Tally the lines with the word "gösterir" and report the number alone.
--- Start WORKING DATA ---
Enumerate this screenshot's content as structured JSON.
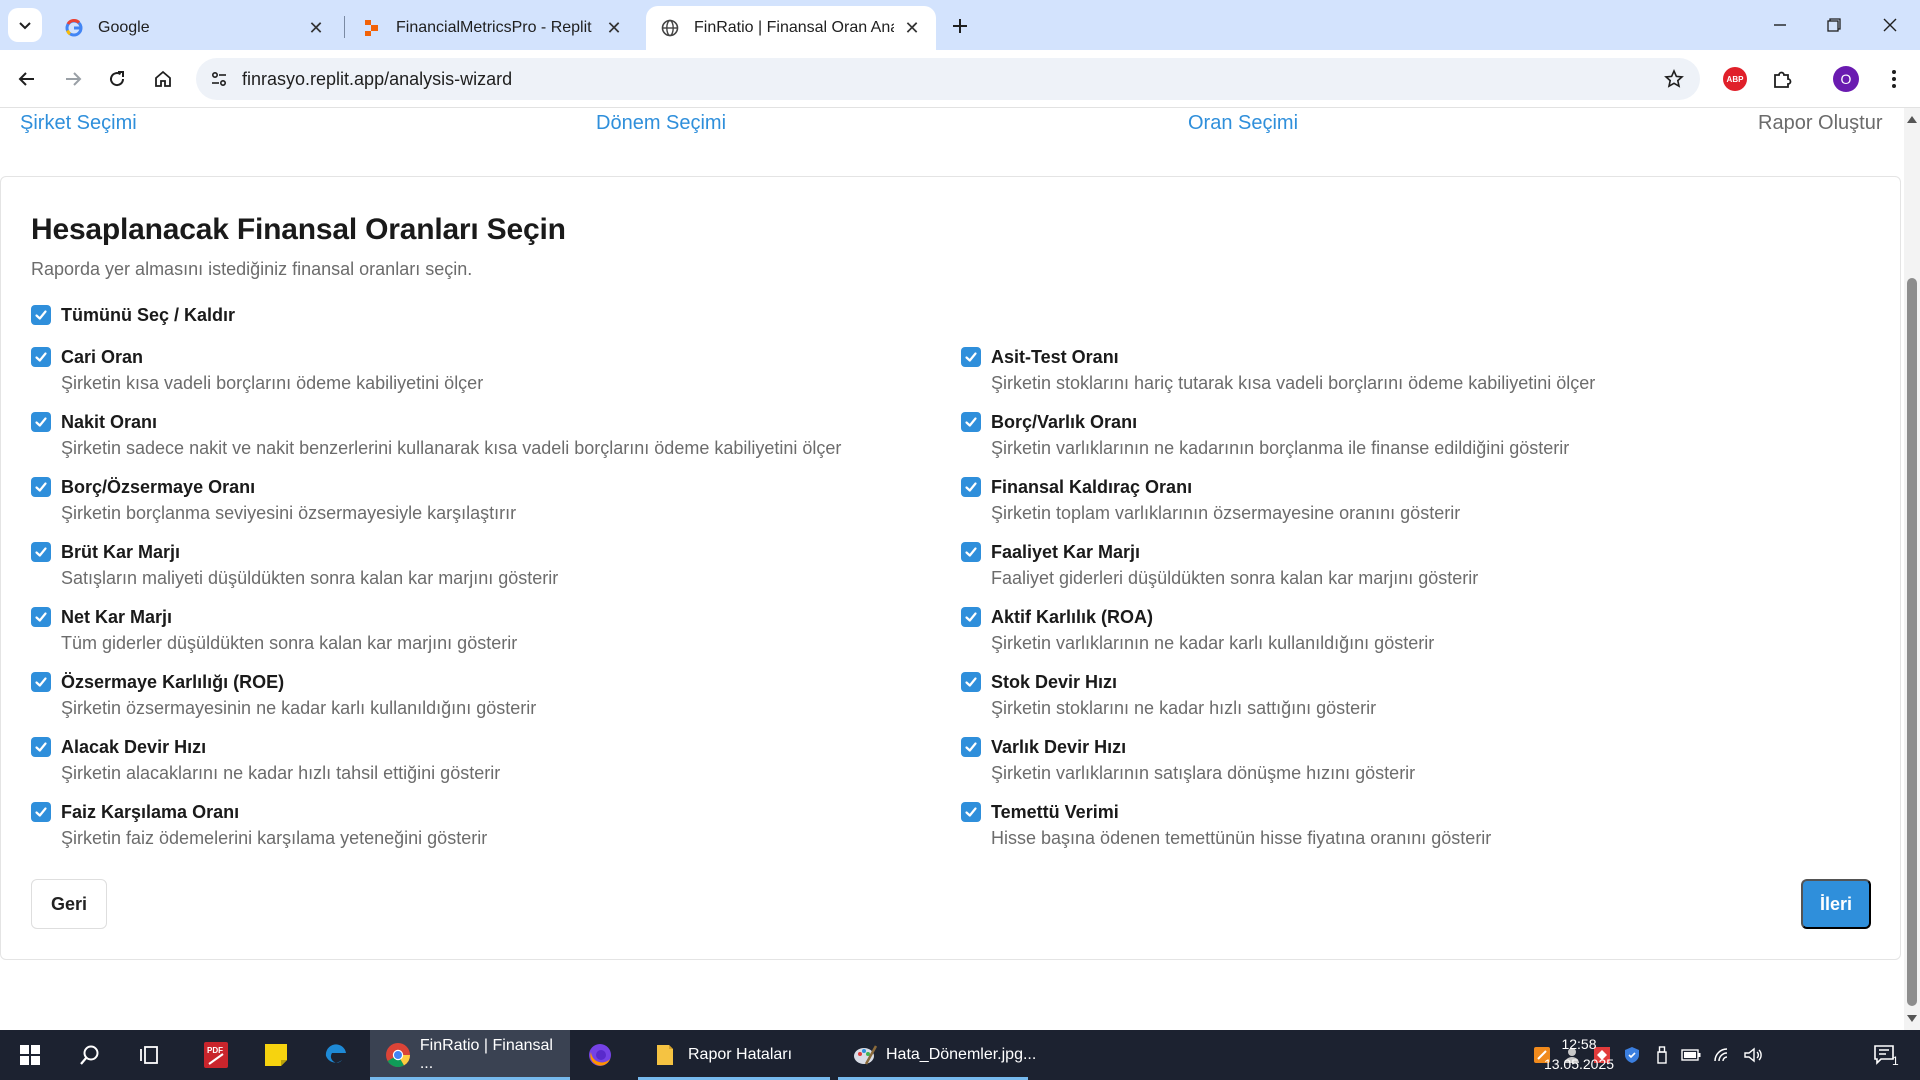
{
  "browser": {
    "tabs": [
      {
        "title": "Google",
        "icon": "google-icon"
      },
      {
        "title": "FinancialMetricsPro - Replit",
        "icon": "replit-icon"
      },
      {
        "title": "FinRatio | Finansal Oran Analiz P",
        "icon": "globe-icon",
        "active": true
      }
    ],
    "url": "finrasyo.replit.app/analysis-wizard",
    "profile_initial": "O",
    "abp_label": "ABP"
  },
  "steps": [
    "Şirket Seçimi",
    "Dönem Seçimi",
    "Oran Seçimi",
    "Rapor Oluştur"
  ],
  "page": {
    "title": "Hesaplanacak Finansal Oranları Seçin",
    "subtitle": "Raporda yer almasını istediğiniz finansal oranları seçin.",
    "select_all": "Tümünü Seç / Kaldır",
    "back": "Geri",
    "next": "İleri"
  },
  "ratios": {
    "left": [
      {
        "name": "Cari Oran",
        "desc": "Şirketin kısa vadeli borçlarını ödeme kabiliyetini ölçer",
        "checked": true
      },
      {
        "name": "Nakit Oranı",
        "desc": "Şirketin sadece nakit ve nakit benzerlerini kullanarak kısa vadeli borçlarını ödeme kabiliyetini ölçer",
        "checked": true
      },
      {
        "name": "Borç/Özsermaye Oranı",
        "desc": "Şirketin borçlanma seviyesini özsermayesiyle karşılaştırır",
        "checked": true
      },
      {
        "name": "Brüt Kar Marjı",
        "desc": "Satışların maliyeti düşüldükten sonra kalan kar marjını gösterir",
        "checked": true
      },
      {
        "name": "Net Kar Marjı",
        "desc": "Tüm giderler düşüldükten sonra kalan kar marjını gösterir",
        "checked": true
      },
      {
        "name": "Özsermaye Karlılığı (ROE)",
        "desc": "Şirketin özsermayesinin ne kadar karlı kullanıldığını gösterir",
        "checked": true
      },
      {
        "name": "Alacak Devir Hızı",
        "desc": "Şirketin alacaklarını ne kadar hızlı tahsil ettiğini gösterir",
        "checked": true
      },
      {
        "name": "Faiz Karşılama Oranı",
        "desc": "Şirketin faiz ödemelerini karşılama yeteneğini gösterir",
        "checked": true
      }
    ],
    "right": [
      {
        "name": "Asit-Test Oranı",
        "desc": "Şirketin stoklarını hariç tutarak kısa vadeli borçlarını ödeme kabiliyetini ölçer",
        "checked": true
      },
      {
        "name": "Borç/Varlık Oranı",
        "desc": "Şirketin varlıklarının ne kadarının borçlanma ile finanse edildiğini gösterir",
        "checked": true
      },
      {
        "name": "Finansal Kaldıraç Oranı",
        "desc": "Şirketin toplam varlıklarının özsermayesine oranını gösterir",
        "checked": true
      },
      {
        "name": "Faaliyet Kar Marjı",
        "desc": "Faaliyet giderleri düşüldükten sonra kalan kar marjını gösterir",
        "checked": true
      },
      {
        "name": "Aktif Karlılık (ROA)",
        "desc": "Şirketin varlıklarının ne kadar karlı kullanıldığını gösterir",
        "checked": true
      },
      {
        "name": "Stok Devir Hızı",
        "desc": "Şirketin stoklarını ne kadar hızlı sattığını gösterir",
        "checked": true
      },
      {
        "name": "Varlık Devir Hızı",
        "desc": "Şirketin varlıklarının satışlara dönüşme hızını gösterir",
        "checked": true
      },
      {
        "name": "Temettü Verimi",
        "desc": "Hisse başına ödenen temettünün hisse fiyatına oranını gösterir",
        "checked": true
      }
    ]
  },
  "taskbar": {
    "apps": [
      {
        "label": "FinRatio | Finansal ...",
        "icon": "chrome-icon",
        "active": true
      },
      {
        "label": "Rapor Hataları",
        "icon": "folder-icon"
      },
      {
        "label": "Hata_Dönemler.jpg...",
        "icon": "paint-icon"
      }
    ],
    "time": "12:58",
    "date": "13.05.2025",
    "notification_count": "1"
  },
  "colors": {
    "accent": "#2f8fdb",
    "tabstrip": "#d3e3fd",
    "taskbar": "#1c2230"
  }
}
--- End WORKING DATA ---
**SOLUTION TO THIS PROBLEM:** 12